(REQUIRED TASK) Scan the listing below and copy every line holding "Backup".

(PROVIDED RECORDS)
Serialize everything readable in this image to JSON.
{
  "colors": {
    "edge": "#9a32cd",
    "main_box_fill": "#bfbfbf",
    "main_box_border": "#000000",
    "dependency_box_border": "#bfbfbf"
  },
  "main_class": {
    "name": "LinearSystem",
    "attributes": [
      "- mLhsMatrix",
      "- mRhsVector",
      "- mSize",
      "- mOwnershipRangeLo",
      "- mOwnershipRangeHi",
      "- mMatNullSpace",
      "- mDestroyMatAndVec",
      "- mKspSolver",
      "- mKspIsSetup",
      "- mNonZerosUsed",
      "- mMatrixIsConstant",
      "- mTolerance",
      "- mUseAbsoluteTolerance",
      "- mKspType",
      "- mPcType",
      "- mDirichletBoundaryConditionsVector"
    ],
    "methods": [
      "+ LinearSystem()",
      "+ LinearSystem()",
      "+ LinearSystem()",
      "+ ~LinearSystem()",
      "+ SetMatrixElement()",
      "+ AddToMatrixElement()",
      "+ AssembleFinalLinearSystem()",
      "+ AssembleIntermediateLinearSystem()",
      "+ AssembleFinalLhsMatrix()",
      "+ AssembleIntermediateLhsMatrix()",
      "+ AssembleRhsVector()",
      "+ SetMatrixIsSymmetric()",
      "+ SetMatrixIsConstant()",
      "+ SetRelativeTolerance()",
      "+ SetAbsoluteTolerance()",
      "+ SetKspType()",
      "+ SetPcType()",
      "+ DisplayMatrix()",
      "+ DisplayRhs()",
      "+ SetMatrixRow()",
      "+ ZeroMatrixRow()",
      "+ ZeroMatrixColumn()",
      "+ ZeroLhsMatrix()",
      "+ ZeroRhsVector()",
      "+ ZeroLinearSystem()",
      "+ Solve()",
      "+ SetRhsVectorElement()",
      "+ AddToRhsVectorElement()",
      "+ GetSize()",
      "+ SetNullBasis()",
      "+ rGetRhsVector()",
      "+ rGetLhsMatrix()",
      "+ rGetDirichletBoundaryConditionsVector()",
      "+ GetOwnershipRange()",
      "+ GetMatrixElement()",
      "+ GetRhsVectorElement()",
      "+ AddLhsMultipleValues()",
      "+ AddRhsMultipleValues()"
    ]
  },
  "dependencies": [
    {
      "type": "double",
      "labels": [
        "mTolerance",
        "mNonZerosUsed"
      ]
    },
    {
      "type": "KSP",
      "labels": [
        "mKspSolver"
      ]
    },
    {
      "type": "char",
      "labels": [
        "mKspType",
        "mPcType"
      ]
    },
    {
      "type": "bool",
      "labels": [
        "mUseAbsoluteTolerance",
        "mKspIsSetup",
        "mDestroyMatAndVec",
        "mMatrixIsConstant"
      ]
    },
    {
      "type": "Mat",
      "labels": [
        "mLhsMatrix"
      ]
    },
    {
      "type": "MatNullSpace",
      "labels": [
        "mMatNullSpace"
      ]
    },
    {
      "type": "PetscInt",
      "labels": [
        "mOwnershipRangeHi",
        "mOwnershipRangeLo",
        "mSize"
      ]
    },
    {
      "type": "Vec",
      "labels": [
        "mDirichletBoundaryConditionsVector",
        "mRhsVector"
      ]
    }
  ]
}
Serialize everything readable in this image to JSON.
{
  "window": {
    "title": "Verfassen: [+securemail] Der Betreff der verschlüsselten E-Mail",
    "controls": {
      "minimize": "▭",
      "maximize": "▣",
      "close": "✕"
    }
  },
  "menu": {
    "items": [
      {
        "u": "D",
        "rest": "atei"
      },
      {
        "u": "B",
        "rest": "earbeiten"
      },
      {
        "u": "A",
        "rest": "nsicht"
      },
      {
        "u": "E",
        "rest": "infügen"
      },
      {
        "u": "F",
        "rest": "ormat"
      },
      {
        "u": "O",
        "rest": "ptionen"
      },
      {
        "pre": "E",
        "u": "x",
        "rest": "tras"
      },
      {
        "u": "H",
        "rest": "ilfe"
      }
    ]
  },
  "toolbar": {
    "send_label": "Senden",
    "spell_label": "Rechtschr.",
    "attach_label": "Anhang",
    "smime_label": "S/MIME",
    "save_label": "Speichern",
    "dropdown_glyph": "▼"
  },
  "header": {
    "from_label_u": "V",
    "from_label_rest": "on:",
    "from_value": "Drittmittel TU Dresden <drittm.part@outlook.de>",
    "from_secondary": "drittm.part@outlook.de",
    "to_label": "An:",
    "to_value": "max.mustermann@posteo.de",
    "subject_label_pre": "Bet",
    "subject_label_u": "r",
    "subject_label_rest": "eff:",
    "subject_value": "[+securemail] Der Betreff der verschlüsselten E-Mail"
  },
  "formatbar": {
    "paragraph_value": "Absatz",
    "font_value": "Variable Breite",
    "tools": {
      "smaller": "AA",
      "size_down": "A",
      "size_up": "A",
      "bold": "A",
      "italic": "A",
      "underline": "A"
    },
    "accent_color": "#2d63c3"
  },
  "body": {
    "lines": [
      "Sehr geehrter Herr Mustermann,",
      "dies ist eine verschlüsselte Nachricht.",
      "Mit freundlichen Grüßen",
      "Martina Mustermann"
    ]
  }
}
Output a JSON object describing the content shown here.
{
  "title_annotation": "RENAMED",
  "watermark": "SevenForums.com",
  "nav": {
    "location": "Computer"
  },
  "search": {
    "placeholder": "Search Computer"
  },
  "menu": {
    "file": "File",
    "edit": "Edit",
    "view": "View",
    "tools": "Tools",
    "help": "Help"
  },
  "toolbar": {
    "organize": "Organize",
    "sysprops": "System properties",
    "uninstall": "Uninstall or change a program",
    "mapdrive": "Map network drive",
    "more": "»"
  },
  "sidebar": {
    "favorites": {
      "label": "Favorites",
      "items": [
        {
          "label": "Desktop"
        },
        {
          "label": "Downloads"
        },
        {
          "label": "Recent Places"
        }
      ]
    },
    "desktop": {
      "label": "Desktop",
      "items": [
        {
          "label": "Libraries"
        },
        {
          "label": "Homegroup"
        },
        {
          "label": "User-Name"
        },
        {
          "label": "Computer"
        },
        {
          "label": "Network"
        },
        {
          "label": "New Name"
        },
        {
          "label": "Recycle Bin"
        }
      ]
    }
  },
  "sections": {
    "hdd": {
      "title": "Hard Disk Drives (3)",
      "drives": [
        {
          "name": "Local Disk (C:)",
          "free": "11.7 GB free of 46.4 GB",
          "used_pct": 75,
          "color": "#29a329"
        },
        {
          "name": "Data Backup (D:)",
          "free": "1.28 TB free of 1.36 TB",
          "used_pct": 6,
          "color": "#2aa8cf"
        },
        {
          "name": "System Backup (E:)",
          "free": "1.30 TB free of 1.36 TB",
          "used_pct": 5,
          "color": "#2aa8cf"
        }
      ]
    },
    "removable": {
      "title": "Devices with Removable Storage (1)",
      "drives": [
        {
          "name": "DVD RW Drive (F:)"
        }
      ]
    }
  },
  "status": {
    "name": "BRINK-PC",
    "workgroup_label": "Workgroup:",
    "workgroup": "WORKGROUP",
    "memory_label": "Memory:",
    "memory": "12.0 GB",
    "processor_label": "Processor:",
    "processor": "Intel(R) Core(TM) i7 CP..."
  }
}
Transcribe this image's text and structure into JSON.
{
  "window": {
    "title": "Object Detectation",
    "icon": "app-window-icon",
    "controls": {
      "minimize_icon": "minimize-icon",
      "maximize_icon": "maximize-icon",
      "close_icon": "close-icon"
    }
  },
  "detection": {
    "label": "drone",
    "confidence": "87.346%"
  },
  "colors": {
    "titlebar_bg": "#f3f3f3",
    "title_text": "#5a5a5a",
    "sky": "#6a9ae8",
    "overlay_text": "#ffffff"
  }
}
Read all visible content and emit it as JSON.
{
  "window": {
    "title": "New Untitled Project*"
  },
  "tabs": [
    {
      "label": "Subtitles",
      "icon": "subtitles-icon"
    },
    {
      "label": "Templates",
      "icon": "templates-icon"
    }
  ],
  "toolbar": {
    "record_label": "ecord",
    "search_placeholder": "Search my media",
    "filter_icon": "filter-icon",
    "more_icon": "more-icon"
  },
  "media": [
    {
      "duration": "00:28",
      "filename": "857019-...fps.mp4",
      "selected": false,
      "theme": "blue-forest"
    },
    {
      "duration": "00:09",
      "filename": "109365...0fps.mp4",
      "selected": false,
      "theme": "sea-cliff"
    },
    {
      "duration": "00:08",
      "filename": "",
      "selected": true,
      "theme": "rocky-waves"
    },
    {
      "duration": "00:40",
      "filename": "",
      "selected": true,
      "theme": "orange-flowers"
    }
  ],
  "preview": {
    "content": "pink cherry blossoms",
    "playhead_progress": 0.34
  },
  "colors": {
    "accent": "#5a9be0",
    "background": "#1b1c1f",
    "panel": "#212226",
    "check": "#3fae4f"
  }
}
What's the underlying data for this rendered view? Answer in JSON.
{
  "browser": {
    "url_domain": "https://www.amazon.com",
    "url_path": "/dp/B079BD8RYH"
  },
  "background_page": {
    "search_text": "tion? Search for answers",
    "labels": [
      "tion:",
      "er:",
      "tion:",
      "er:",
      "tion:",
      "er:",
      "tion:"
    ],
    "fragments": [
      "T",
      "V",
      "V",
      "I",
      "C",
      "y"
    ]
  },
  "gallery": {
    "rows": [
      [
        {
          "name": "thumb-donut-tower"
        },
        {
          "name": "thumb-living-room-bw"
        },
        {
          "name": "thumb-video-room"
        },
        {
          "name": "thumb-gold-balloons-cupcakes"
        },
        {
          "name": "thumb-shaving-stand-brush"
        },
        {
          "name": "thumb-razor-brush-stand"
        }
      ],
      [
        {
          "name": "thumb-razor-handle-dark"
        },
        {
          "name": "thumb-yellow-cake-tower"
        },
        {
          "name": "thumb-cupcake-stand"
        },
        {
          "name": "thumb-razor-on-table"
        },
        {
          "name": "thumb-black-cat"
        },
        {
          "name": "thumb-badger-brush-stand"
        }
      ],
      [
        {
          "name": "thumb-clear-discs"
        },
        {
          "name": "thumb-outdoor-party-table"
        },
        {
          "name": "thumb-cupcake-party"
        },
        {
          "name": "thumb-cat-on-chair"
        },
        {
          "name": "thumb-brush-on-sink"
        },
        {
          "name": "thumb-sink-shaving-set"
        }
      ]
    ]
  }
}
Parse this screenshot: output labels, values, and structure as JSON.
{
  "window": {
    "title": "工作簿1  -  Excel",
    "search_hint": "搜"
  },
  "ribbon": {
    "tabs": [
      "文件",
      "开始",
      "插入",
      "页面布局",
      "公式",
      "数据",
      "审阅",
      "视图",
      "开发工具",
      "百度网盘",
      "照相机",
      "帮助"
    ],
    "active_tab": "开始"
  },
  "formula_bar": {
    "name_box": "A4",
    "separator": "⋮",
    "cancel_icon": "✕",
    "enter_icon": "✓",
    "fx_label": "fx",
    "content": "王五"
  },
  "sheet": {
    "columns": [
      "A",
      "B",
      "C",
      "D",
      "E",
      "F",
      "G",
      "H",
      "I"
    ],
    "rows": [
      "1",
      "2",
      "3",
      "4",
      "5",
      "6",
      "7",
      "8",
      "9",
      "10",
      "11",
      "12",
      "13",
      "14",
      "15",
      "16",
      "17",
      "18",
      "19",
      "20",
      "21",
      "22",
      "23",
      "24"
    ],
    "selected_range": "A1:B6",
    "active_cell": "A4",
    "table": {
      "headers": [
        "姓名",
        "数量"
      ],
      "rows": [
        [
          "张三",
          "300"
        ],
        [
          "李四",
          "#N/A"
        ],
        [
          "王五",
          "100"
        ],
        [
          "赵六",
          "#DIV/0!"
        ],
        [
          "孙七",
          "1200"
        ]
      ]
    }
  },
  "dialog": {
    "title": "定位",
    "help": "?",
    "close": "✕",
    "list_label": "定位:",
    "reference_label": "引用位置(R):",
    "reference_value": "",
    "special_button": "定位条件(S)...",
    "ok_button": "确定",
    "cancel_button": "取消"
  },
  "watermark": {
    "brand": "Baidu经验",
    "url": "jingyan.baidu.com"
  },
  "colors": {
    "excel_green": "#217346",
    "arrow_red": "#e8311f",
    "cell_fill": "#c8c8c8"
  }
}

(THE COMPLETED TASK)
          "name": "Data Backup (D:)",
          "name": "System Backup (E:)",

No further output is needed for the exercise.